- EXERCISE PROMPT
Reproduce the records. Keep every word exact and include no images.

- INPUT MATERIAL
- - -
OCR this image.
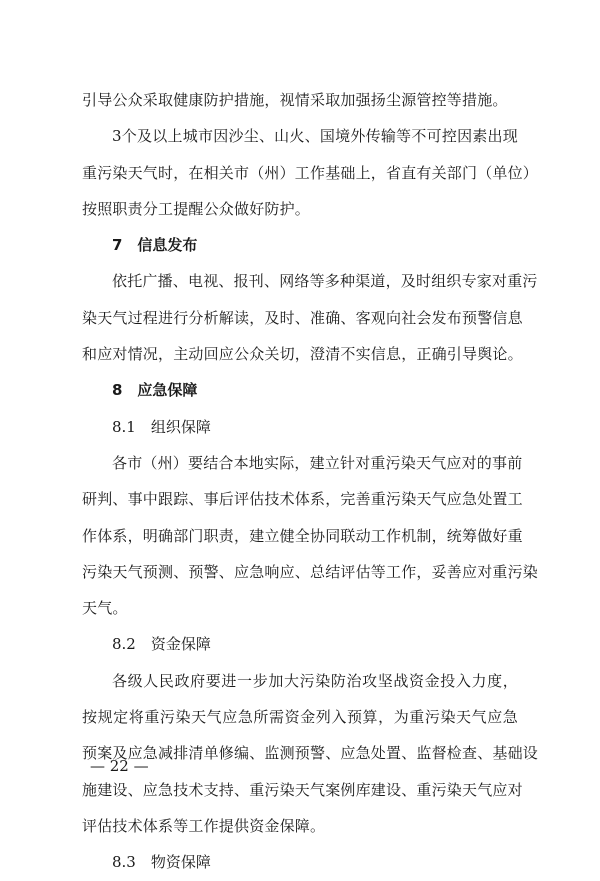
引导公众采取健康防护措施，视情采取加强扬尘源管控等措施。
3个及以上城市因沙尘、山火、国境外传输等不可控因素出现
重污染天气时，在相关市（州）工作基础上，省直有关部门（单位）
按照职责分工提醒公众做好防护。
7　信息发布
依托广播、电视、报刊、网络等多种渠道，及时组织专家对重污
染天气过程进行分析解读，及时、准确、客观向社会发布预警信息
和应对情况，主动回应公众关切，澄清不实信息，正确引导舆论。
8　应急保障
8.1　组织保障
各市（州）要结合本地实际，建立针对重污染天气应对的事前
研判、事中跟踪、事后评估技术体系，完善重污染天气应急处置工
作体系，明确部门职责，建立健全协同联动工作机制，统筹做好重
污染天气预测、预警、应急响应、总结评估等工作，妥善应对重污染
天气。
8.2　资金保障
各级人民政府要进一步加大污染防治攻坚战资金投入力度，
按规定将重污染天气应急所需资金列入预算，为重污染天气应急
预案及应急减排清单修编、监测预警、应急处置、监督检查、基础设
施建设、应急技术支持、重污染天气案例库建设、重污染天气应对
评估技术体系等工作提供资金保障。
8.3　物资保障
— 22 —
- - -
- ANSWER TO THIS PROBLEM
OCR this image.
引导公众采取健康防护措施，视情采取加强扬尘源管控等措施。
3个及以上城市因沙尘、山火、国境外传输等不可控因素出现
重污染天气时，在相关市（州）工作基础上，省直有关部门（单位）
按照职责分工提醒公众做好防护。
7　信息发布
依托广播、电视、报刊、网络等多种渠道，及时组织专家对重污
染天气过程进行分析解读，及时、准确、客观向社会发布预警信息
和应对情况，主动回应公众关切，澄清不实信息，正确引导舆论。
8　应急保障
8.1　组织保障
各市（州）要结合本地实际，建立针对重污染天气应对的事前
研判、事中跟踪、事后评估技术体系，完善重污染天气应急处置工
作体系，明确部门职责，建立健全协同联动工作机制，统筹做好重
污染天气预测、预警、应急响应、总结评估等工作，妥善应对重污染
天气。
8.2　资金保障
各级人民政府要进一步加大污染防治攻坚战资金投入力度，
按规定将重污染天气应急所需资金列入预算，为重污染天气应急
预案及应急减排清单修编、监测预警、应急处置、监督检查、基础设
施建设、应急技术支持、重污染天气案例库建设、重污染天气应对
评估技术体系等工作提供资金保障。
8.3　物资保障
— 22 —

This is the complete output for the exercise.